Report all lines from the entries below in which "Patescibacteria" appears.

Document structure recognition data -
######

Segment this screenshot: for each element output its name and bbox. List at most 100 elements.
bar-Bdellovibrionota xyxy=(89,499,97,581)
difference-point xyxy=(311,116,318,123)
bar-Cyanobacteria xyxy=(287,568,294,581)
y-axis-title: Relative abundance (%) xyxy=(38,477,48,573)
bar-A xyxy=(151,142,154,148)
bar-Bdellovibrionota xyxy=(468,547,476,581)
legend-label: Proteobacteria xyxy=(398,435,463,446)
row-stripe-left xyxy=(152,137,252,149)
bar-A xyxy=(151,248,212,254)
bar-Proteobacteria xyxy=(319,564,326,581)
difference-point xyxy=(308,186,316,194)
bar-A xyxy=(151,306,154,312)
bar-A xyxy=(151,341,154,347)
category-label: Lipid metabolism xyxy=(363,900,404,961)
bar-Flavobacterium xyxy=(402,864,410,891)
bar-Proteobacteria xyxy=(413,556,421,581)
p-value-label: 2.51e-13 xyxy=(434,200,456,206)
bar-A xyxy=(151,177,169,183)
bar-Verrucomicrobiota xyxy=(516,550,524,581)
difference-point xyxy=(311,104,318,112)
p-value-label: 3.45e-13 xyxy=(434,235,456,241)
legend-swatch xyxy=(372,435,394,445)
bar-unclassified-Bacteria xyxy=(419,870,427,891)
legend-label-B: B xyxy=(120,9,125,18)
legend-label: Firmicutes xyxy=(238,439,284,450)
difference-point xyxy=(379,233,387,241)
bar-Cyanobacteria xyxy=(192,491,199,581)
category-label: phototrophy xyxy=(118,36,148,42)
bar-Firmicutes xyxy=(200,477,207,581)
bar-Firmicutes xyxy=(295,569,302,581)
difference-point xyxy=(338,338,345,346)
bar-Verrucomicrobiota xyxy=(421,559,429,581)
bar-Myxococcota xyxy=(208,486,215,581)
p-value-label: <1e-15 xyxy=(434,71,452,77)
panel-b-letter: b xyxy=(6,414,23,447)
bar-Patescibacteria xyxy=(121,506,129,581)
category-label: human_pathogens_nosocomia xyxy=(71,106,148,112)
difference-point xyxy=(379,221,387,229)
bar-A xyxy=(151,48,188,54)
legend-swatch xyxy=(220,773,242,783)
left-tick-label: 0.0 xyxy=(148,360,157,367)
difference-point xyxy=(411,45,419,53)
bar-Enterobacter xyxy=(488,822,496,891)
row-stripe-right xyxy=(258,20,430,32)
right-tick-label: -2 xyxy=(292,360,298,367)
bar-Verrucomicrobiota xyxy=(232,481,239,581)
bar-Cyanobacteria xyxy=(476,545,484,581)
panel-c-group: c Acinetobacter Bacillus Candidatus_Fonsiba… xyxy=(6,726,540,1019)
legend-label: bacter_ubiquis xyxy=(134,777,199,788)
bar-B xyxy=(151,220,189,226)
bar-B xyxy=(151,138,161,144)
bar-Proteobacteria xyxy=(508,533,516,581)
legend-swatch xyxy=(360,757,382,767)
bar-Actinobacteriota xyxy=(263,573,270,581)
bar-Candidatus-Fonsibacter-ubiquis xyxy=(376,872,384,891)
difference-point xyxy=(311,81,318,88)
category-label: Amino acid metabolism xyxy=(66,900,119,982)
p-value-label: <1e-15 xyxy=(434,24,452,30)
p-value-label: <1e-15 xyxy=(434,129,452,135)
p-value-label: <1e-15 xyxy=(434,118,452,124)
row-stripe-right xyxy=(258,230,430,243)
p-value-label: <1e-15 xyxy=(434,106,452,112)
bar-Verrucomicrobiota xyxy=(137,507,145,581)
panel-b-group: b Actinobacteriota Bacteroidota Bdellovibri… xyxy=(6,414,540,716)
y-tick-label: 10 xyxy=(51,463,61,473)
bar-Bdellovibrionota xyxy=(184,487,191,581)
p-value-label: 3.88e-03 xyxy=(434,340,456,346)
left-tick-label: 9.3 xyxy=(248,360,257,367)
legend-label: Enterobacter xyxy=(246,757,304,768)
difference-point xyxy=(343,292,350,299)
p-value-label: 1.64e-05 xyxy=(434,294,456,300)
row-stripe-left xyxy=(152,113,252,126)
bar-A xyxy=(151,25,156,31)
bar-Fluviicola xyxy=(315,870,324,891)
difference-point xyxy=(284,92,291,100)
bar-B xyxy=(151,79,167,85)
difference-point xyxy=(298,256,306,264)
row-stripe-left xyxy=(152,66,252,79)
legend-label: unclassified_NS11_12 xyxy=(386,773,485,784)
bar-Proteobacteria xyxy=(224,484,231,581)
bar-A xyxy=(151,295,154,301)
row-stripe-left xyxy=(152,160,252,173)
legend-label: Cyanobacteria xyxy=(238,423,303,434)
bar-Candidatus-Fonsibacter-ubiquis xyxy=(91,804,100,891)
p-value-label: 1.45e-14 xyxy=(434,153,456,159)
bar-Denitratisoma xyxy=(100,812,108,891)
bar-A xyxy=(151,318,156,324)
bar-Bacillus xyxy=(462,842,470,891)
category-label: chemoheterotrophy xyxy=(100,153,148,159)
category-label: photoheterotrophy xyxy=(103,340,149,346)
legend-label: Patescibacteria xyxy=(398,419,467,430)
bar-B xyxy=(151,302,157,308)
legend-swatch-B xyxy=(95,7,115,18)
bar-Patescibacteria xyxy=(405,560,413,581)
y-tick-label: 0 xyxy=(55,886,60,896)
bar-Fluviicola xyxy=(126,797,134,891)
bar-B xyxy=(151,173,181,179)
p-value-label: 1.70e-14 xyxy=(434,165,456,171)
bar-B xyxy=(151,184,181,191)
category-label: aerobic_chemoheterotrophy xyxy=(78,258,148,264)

######

Response below -
bar-Patescibacteria xyxy=(121,506,129,581)
legend-label: Patescibacteria xyxy=(398,419,467,430)
bar-Patescibacteria xyxy=(405,560,413,581)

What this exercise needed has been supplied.